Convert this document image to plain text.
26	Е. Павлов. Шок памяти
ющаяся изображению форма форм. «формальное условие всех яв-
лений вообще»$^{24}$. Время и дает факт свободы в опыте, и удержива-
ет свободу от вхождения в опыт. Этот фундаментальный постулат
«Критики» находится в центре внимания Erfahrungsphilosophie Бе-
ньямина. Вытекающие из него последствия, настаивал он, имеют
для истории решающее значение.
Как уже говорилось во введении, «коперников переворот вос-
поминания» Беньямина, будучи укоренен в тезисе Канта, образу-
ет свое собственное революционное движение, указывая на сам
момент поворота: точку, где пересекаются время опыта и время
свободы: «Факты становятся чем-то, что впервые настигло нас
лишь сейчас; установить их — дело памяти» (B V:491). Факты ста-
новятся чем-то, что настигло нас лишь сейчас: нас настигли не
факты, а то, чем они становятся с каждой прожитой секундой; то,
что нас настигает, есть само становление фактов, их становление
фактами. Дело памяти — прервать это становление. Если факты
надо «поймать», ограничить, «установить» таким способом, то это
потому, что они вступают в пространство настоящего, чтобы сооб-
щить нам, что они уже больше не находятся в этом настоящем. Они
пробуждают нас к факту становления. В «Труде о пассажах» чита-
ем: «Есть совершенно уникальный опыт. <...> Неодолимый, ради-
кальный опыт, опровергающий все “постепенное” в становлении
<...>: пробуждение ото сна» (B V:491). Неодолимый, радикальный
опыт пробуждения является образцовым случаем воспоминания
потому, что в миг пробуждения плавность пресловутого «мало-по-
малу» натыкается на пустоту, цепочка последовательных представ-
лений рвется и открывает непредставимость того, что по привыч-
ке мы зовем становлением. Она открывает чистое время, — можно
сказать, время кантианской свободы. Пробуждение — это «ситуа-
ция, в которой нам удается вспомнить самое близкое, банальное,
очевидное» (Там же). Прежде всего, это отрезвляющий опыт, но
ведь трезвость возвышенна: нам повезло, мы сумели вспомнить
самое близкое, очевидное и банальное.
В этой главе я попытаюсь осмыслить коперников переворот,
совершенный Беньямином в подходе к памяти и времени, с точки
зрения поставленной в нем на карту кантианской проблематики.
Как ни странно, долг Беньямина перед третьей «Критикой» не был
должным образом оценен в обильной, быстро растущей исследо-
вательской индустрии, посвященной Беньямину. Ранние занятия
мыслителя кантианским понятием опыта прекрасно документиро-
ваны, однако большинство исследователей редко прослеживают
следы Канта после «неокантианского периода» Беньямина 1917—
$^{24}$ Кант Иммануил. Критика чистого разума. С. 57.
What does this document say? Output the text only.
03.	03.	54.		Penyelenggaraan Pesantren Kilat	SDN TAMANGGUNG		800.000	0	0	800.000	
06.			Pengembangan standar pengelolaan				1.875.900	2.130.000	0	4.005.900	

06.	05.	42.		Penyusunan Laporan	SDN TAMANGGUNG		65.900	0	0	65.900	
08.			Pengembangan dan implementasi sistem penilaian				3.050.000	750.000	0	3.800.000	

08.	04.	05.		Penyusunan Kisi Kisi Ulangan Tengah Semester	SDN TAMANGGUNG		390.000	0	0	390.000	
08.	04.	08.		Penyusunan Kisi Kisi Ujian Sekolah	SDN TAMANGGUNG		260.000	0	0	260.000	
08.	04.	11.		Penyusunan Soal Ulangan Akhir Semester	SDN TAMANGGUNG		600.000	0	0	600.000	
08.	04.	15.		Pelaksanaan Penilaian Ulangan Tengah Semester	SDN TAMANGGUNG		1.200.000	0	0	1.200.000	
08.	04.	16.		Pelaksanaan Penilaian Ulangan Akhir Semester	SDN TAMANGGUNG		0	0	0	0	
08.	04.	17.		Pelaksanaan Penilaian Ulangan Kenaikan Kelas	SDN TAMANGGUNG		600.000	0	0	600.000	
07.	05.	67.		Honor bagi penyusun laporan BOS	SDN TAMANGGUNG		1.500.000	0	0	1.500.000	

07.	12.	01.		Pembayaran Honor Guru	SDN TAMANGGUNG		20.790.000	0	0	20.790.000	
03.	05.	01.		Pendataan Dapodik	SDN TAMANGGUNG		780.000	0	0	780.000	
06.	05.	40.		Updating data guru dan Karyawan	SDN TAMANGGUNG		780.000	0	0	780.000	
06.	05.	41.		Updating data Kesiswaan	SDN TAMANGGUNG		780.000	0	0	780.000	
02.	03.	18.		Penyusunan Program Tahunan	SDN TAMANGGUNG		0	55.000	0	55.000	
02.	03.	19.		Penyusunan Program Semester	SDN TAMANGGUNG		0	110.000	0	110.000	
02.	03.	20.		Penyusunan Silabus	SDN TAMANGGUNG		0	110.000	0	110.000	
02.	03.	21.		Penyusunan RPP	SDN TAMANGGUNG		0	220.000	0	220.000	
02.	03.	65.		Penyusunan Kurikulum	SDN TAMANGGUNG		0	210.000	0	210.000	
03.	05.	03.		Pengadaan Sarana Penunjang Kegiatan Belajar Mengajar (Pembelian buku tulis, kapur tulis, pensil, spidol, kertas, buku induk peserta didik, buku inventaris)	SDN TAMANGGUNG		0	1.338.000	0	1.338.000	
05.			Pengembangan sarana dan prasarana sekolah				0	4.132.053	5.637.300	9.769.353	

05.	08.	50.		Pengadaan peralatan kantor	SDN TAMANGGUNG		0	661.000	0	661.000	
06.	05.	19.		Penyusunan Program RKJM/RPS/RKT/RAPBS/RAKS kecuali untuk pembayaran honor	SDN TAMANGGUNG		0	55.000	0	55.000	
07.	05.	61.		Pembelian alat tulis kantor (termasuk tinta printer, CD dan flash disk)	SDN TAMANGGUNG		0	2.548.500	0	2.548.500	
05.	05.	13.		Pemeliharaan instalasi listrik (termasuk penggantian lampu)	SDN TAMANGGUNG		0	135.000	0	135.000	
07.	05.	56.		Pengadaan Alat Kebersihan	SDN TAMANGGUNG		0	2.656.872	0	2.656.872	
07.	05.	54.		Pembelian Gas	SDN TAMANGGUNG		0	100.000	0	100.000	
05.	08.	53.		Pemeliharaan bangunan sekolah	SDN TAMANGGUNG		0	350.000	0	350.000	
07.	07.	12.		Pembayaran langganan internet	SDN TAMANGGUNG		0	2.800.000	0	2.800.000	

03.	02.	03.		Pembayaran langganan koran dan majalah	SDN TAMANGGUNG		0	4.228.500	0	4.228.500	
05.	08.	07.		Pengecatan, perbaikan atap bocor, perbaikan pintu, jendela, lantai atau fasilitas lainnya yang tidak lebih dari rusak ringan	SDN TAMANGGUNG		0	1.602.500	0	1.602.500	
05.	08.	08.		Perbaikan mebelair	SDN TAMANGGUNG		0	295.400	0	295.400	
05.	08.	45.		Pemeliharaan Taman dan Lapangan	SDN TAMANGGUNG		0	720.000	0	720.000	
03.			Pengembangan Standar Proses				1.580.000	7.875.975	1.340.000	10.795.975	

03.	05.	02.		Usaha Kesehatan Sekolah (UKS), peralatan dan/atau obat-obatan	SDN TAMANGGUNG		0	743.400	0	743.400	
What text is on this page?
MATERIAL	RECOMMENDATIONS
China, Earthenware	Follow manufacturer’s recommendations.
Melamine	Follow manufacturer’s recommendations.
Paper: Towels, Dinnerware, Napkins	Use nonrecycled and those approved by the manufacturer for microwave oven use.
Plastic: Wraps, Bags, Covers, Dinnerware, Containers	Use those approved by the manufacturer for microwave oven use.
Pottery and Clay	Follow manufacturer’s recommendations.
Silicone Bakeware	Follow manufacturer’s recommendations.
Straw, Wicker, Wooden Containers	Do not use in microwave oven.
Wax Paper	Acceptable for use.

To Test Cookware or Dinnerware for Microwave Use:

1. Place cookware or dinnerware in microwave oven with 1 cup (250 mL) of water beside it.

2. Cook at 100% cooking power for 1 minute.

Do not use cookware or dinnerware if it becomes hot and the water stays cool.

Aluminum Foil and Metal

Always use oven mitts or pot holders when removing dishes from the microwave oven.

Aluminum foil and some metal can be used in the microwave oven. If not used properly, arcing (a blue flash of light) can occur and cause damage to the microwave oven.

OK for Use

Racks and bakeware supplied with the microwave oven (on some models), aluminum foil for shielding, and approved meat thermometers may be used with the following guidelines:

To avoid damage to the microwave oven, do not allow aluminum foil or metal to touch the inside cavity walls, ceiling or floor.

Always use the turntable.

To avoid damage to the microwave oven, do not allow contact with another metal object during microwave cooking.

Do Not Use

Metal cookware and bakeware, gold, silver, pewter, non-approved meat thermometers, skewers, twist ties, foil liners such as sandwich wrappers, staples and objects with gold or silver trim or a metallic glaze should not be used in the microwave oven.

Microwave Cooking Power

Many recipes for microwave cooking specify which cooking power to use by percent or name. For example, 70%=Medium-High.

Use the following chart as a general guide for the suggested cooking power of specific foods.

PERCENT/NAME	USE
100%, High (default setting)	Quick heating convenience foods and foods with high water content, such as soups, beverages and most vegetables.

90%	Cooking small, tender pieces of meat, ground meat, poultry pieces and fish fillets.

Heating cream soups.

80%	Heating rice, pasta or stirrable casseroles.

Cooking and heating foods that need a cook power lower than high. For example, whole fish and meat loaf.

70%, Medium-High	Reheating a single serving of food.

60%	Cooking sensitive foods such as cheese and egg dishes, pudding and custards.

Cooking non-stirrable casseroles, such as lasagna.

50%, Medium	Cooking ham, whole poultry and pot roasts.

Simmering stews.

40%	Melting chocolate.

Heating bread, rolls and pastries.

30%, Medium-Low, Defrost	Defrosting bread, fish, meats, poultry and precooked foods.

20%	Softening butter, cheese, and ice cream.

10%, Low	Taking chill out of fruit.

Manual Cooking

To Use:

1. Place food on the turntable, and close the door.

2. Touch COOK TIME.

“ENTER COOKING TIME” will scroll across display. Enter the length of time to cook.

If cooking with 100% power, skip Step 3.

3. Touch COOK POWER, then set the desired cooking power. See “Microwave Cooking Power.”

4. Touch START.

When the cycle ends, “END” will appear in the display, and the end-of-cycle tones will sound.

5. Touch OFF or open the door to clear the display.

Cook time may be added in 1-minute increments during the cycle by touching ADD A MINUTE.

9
+++++
=== EXERCISE PROMPT ===
Extract every line of the records above that contains the word "установить".

=== WORKED SOLUTION ===
лишь сейчас; установить их — дело памяти» (B V:491). Факты ста-
надо «поймать», ограничить, «установить» таким способом, то это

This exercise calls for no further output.